++++ Supplied data ++++
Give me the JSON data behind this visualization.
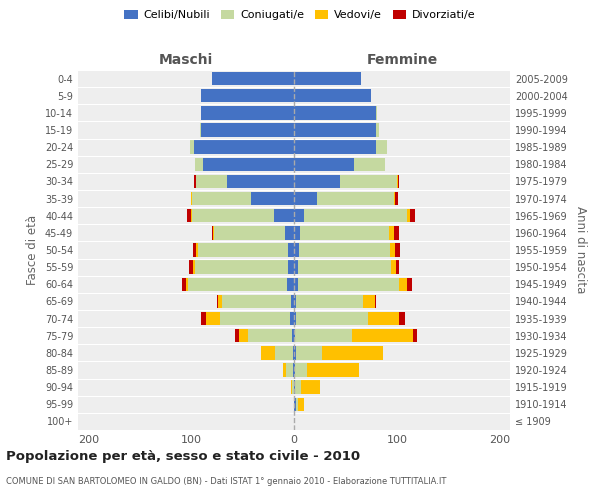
{
  "age_groups": [
    "100+",
    "95-99",
    "90-94",
    "85-89",
    "80-84",
    "75-79",
    "70-74",
    "65-69",
    "60-64",
    "55-59",
    "50-54",
    "45-49",
    "40-44",
    "35-39",
    "30-34",
    "25-29",
    "20-24",
    "15-19",
    "10-14",
    "5-9",
    "0-4"
  ],
  "birth_years": [
    "≤ 1909",
    "1910-1914",
    "1915-1919",
    "1920-1924",
    "1925-1929",
    "1930-1934",
    "1935-1939",
    "1940-1944",
    "1945-1949",
    "1950-1954",
    "1955-1959",
    "1960-1964",
    "1965-1969",
    "1970-1974",
    "1975-1979",
    "1980-1984",
    "1985-1989",
    "1990-1994",
    "1995-1999",
    "2000-2004",
    "2005-2009"
  ],
  "colors": {
    "celibe": "#4472c4",
    "coniugato": "#c5d9a0",
    "vedovo": "#ffc000",
    "divorziato": "#c00000"
  },
  "maschi": {
    "celibe": [
      0,
      0,
      0,
      1,
      1,
      2,
      4,
      3,
      7,
      6,
      6,
      9,
      19,
      42,
      65,
      88,
      97,
      90,
      90,
      90,
      80
    ],
    "coniugato": [
      0,
      0,
      2,
      7,
      17,
      43,
      68,
      67,
      96,
      90,
      87,
      69,
      80,
      57,
      30,
      8,
      4,
      1,
      0,
      0,
      0
    ],
    "vedovo": [
      0,
      0,
      1,
      3,
      14,
      8,
      14,
      4,
      2,
      2,
      2,
      1,
      1,
      1,
      0,
      0,
      0,
      0,
      0,
      0,
      0
    ],
    "divorziato": [
      0,
      0,
      0,
      0,
      0,
      4,
      4,
      1,
      4,
      4,
      3,
      1,
      4,
      0,
      2,
      0,
      0,
      0,
      0,
      0,
      0
    ]
  },
  "femmine": {
    "celibe": [
      0,
      2,
      1,
      1,
      2,
      1,
      2,
      2,
      4,
      4,
      5,
      6,
      10,
      22,
      45,
      58,
      80,
      80,
      80,
      75,
      65
    ],
    "coniugato": [
      0,
      2,
      6,
      12,
      25,
      55,
      70,
      65,
      98,
      90,
      88,
      86,
      100,
      75,
      55,
      30,
      10,
      3,
      1,
      0,
      0
    ],
    "vedovo": [
      0,
      6,
      18,
      50,
      60,
      60,
      30,
      12,
      8,
      5,
      5,
      5,
      3,
      1,
      1,
      0,
      0,
      0,
      0,
      0,
      0
    ],
    "divorziato": [
      0,
      0,
      0,
      0,
      0,
      4,
      6,
      1,
      5,
      3,
      5,
      5,
      5,
      3,
      1,
      0,
      0,
      0,
      0,
      0,
      0
    ]
  },
  "xlim": 210,
  "title": "Popolazione per età, sesso e stato civile - 2010",
  "subtitle": "COMUNE DI SAN BARTOLOMEO IN GALDO (BN) - Dati ISTAT 1° gennaio 2010 - Elaborazione TUTTITALIA.IT",
  "ylabel_left": "Fasce di età",
  "ylabel_right": "Anni di nascita",
  "header_maschi": "Maschi",
  "header_femmine": "Femmine"
}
++++
Copy the material exactly. Do not include the pictures.

▸ Solved problem:
Give me the JSON data behind this visualization.
{
  "age_groups": [
    "100+",
    "95-99",
    "90-94",
    "85-89",
    "80-84",
    "75-79",
    "70-74",
    "65-69",
    "60-64",
    "55-59",
    "50-54",
    "45-49",
    "40-44",
    "35-39",
    "30-34",
    "25-29",
    "20-24",
    "15-19",
    "10-14",
    "5-9",
    "0-4"
  ],
  "birth_years": [
    "≤ 1909",
    "1910-1914",
    "1915-1919",
    "1920-1924",
    "1925-1929",
    "1930-1934",
    "1935-1939",
    "1940-1944",
    "1945-1949",
    "1950-1954",
    "1955-1959",
    "1960-1964",
    "1965-1969",
    "1970-1974",
    "1975-1979",
    "1980-1984",
    "1985-1989",
    "1990-1994",
    "1995-1999",
    "2000-2004",
    "2005-2009"
  ],
  "colors": {
    "celibe": "#4472c4",
    "coniugato": "#c5d9a0",
    "vedovo": "#ffc000",
    "divorziato": "#c00000"
  },
  "maschi": {
    "celibe": [
      0,
      0,
      0,
      1,
      1,
      2,
      4,
      3,
      7,
      6,
      6,
      9,
      19,
      42,
      65,
      88,
      97,
      90,
      90,
      90,
      80
    ],
    "coniugato": [
      0,
      0,
      2,
      7,
      17,
      43,
      68,
      67,
      96,
      90,
      87,
      69,
      80,
      57,
      30,
      8,
      4,
      1,
      0,
      0,
      0
    ],
    "vedovo": [
      0,
      0,
      1,
      3,
      14,
      8,
      14,
      4,
      2,
      2,
      2,
      1,
      1,
      1,
      0,
      0,
      0,
      0,
      0,
      0,
      0
    ],
    "divorziato": [
      0,
      0,
      0,
      0,
      0,
      4,
      4,
      1,
      4,
      4,
      3,
      1,
      4,
      0,
      2,
      0,
      0,
      0,
      0,
      0,
      0
    ]
  },
  "femmine": {
    "celibe": [
      0,
      2,
      1,
      1,
      2,
      1,
      2,
      2,
      4,
      4,
      5,
      6,
      10,
      22,
      45,
      58,
      80,
      80,
      80,
      75,
      65
    ],
    "coniugato": [
      0,
      2,
      6,
      12,
      25,
      55,
      70,
      65,
      98,
      90,
      88,
      86,
      100,
      75,
      55,
      30,
      10,
      3,
      1,
      0,
      0
    ],
    "vedovo": [
      0,
      6,
      18,
      50,
      60,
      60,
      30,
      12,
      8,
      5,
      5,
      5,
      3,
      1,
      1,
      0,
      0,
      0,
      0,
      0,
      0
    ],
    "divorziato": [
      0,
      0,
      0,
      0,
      0,
      4,
      6,
      1,
      5,
      3,
      5,
      5,
      5,
      3,
      1,
      0,
      0,
      0,
      0,
      0,
      0
    ]
  },
  "xlim": 210,
  "title": "Popolazione per età, sesso e stato civile - 2010",
  "subtitle": "COMUNE DI SAN BARTOLOMEO IN GALDO (BN) - Dati ISTAT 1° gennaio 2010 - Elaborazione TUTTITALIA.IT",
  "ylabel_left": "Fasce di età",
  "ylabel_right": "Anni di nascita",
  "header_maschi": "Maschi",
  "header_femmine": "Femmine"
}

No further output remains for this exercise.